### The task
Repeat every record below exactly as written.

### Dataset content

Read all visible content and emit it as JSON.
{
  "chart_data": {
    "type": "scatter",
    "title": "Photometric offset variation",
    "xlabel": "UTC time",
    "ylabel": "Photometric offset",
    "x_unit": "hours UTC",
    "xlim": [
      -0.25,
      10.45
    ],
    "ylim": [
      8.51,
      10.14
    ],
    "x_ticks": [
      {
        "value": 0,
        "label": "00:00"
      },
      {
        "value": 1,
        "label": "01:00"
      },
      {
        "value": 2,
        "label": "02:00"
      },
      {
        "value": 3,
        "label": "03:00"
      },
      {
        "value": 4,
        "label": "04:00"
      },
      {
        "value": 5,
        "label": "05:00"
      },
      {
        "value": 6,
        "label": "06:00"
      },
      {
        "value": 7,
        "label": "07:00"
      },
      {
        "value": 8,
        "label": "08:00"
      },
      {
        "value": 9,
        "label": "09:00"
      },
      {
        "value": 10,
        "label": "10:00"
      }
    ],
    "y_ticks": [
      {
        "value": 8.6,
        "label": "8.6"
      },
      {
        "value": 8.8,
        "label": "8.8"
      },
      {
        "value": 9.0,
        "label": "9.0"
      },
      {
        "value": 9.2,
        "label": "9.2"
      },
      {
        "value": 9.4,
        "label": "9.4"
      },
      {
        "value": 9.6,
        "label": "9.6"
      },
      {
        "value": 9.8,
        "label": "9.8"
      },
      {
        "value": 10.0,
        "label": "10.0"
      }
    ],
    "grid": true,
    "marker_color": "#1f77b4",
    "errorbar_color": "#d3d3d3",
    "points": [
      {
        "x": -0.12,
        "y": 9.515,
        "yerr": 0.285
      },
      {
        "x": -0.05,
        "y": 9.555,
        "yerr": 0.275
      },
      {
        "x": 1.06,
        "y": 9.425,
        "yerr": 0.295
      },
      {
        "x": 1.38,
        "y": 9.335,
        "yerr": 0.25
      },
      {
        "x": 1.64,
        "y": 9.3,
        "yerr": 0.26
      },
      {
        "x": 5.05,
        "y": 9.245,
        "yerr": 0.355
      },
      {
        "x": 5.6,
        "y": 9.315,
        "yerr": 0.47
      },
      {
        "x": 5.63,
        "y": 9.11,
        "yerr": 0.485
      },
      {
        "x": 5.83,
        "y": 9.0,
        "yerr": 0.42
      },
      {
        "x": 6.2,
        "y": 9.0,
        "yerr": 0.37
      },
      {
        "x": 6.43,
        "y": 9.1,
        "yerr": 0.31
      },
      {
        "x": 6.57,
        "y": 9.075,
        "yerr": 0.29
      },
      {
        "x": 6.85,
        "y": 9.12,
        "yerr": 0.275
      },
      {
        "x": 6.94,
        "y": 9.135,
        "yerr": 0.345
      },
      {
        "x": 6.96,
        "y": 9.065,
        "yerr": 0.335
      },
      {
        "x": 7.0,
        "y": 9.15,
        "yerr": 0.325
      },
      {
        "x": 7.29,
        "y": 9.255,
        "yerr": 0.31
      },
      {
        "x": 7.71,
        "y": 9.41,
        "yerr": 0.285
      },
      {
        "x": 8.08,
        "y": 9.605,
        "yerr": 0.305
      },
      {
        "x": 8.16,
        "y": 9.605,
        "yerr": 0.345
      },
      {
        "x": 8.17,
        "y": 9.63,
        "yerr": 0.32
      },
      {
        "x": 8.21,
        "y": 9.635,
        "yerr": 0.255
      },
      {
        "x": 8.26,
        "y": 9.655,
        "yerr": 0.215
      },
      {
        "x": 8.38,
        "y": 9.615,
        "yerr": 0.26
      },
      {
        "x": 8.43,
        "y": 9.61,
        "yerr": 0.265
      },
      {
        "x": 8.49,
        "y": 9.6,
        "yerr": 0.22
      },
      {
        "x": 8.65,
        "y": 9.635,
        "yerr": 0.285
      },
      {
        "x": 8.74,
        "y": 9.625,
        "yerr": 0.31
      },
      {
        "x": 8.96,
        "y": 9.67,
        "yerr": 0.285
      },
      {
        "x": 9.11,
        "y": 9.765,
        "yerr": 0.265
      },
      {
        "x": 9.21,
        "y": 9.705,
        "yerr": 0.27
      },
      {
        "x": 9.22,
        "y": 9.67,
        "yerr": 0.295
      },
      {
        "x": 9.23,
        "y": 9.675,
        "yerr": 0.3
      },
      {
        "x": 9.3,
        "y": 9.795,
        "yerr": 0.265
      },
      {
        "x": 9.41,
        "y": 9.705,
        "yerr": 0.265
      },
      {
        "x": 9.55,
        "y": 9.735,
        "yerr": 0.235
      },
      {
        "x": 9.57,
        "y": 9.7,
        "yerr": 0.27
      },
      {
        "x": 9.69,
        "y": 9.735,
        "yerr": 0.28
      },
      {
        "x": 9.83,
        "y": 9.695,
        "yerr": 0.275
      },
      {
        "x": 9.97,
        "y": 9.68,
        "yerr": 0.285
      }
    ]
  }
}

### Result
Read all visible content and emit it as JSON.
{
  "chart_data": {
    "type": "scatter",
    "title": "Photometric offset variation",
    "xlabel": "UTC time",
    "ylabel": "Photometric offset",
    "x_unit": "hours UTC",
    "xlim": [
      -0.25,
      10.45
    ],
    "ylim": [
      8.51,
      10.14
    ],
    "x_ticks": [
      {
        "value": 0,
        "label": "00:00"
      },
      {
        "value": 1,
        "label": "01:00"
      },
      {
        "value": 2,
        "label": "02:00"
      },
      {
        "value": 3,
        "label": "03:00"
      },
      {
        "value": 4,
        "label": "04:00"
      },
      {
        "value": 5,
        "label": "05:00"
      },
      {
        "value": 6,
        "label": "06:00"
      },
      {
        "value": 7,
        "label": "07:00"
      },
      {
        "value": 8,
        "label": "08:00"
      },
      {
        "value": 9,
        "label": "09:00"
      },
      {
        "value": 10,
        "label": "10:00"
      }
    ],
    "y_ticks": [
      {
        "value": 8.6,
        "label": "8.6"
      },
      {
        "value": 8.8,
        "label": "8.8"
      },
      {
        "value": 9.0,
        "label": "9.0"
      },
      {
        "value": 9.2,
        "label": "9.2"
      },
      {
        "value": 9.4,
        "label": "9.4"
      },
      {
        "value": 9.6,
        "label": "9.6"
      },
      {
        "value": 9.8,
        "label": "9.8"
      },
      {
        "value": 10.0,
        "label": "10.0"
      }
    ],
    "grid": true,
    "marker_color": "#1f77b4",
    "errorbar_color": "#d3d3d3",
    "points": [
      {
        "x": -0.12,
        "y": 9.515,
        "yerr": 0.285
      },
      {
        "x": -0.05,
        "y": 9.555,
        "yerr": 0.275
      },
      {
        "x": 1.06,
        "y": 9.425,
        "yerr": 0.295
      },
      {
        "x": 1.38,
        "y": 9.335,
        "yerr": 0.25
      },
      {
        "x": 1.64,
        "y": 9.3,
        "yerr": 0.26
      },
      {
        "x": 5.05,
        "y": 9.245,
        "yerr": 0.355
      },
      {
        "x": 5.6,
        "y": 9.315,
        "yerr": 0.47
      },
      {
        "x": 5.63,
        "y": 9.11,
        "yerr": 0.485
      },
      {
        "x": 5.83,
        "y": 9.0,
        "yerr": 0.42
      },
      {
        "x": 6.2,
        "y": 9.0,
        "yerr": 0.37
      },
      {
        "x": 6.43,
        "y": 9.1,
        "yerr": 0.31
      },
      {
        "x": 6.57,
        "y": 9.075,
        "yerr": 0.29
      },
      {
        "x": 6.85,
        "y": 9.12,
        "yerr": 0.275
      },
      {
        "x": 6.94,
        "y": 9.135,
        "yerr": 0.345
      },
      {
        "x": 6.96,
        "y": 9.065,
        "yerr": 0.335
      },
      {
        "x": 7.0,
        "y": 9.15,
        "yerr": 0.325
      },
      {
        "x": 7.29,
        "y": 9.255,
        "yerr": 0.31
      },
      {
        "x": 7.71,
        "y": 9.41,
        "yerr": 0.285
      },
      {
        "x": 8.08,
        "y": 9.605,
        "yerr": 0.305
      },
      {
        "x": 8.16,
        "y": 9.605,
        "yerr": 0.345
      },
      {
        "x": 8.17,
        "y": 9.63,
        "yerr": 0.32
      },
      {
        "x": 8.21,
        "y": 9.635,
        "yerr": 0.255
      },
      {
        "x": 8.26,
        "y": 9.655,
        "yerr": 0.215
      },
      {
        "x": 8.38,
        "y": 9.615,
        "yerr": 0.26
      },
      {
        "x": 8.43,
        "y": 9.61,
        "yerr": 0.265
      },
      {
        "x": 8.49,
        "y": 9.6,
        "yerr": 0.22
      },
      {
        "x": 8.65,
        "y": 9.635,
        "yerr": 0.285
      },
      {
        "x": 8.74,
        "y": 9.625,
        "yerr": 0.31
      },
      {
        "x": 8.96,
        "y": 9.67,
        "yerr": 0.285
      },
      {
        "x": 9.11,
        "y": 9.765,
        "yerr": 0.265
      },
      {
        "x": 9.21,
        "y": 9.705,
        "yerr": 0.27
      },
      {
        "x": 9.22,
        "y": 9.67,
        "yerr": 0.295
      },
      {
        "x": 9.23,
        "y": 9.675,
        "yerr": 0.3
      },
      {
        "x": 9.3,
        "y": 9.795,
        "yerr": 0.265
      },
      {
        "x": 9.41,
        "y": 9.705,
        "yerr": 0.265
      },
      {
        "x": 9.55,
        "y": 9.735,
        "yerr": 0.235
      },
      {
        "x": 9.57,
        "y": 9.7,
        "yerr": 0.27
      },
      {
        "x": 9.69,
        "y": 9.735,
        "yerr": 0.28
      },
      {
        "x": 9.83,
        "y": 9.695,
        "yerr": 0.275
      },
      {
        "x": 9.97,
        "y": 9.68,
        "yerr": 0.285
      }
    ]
  }
}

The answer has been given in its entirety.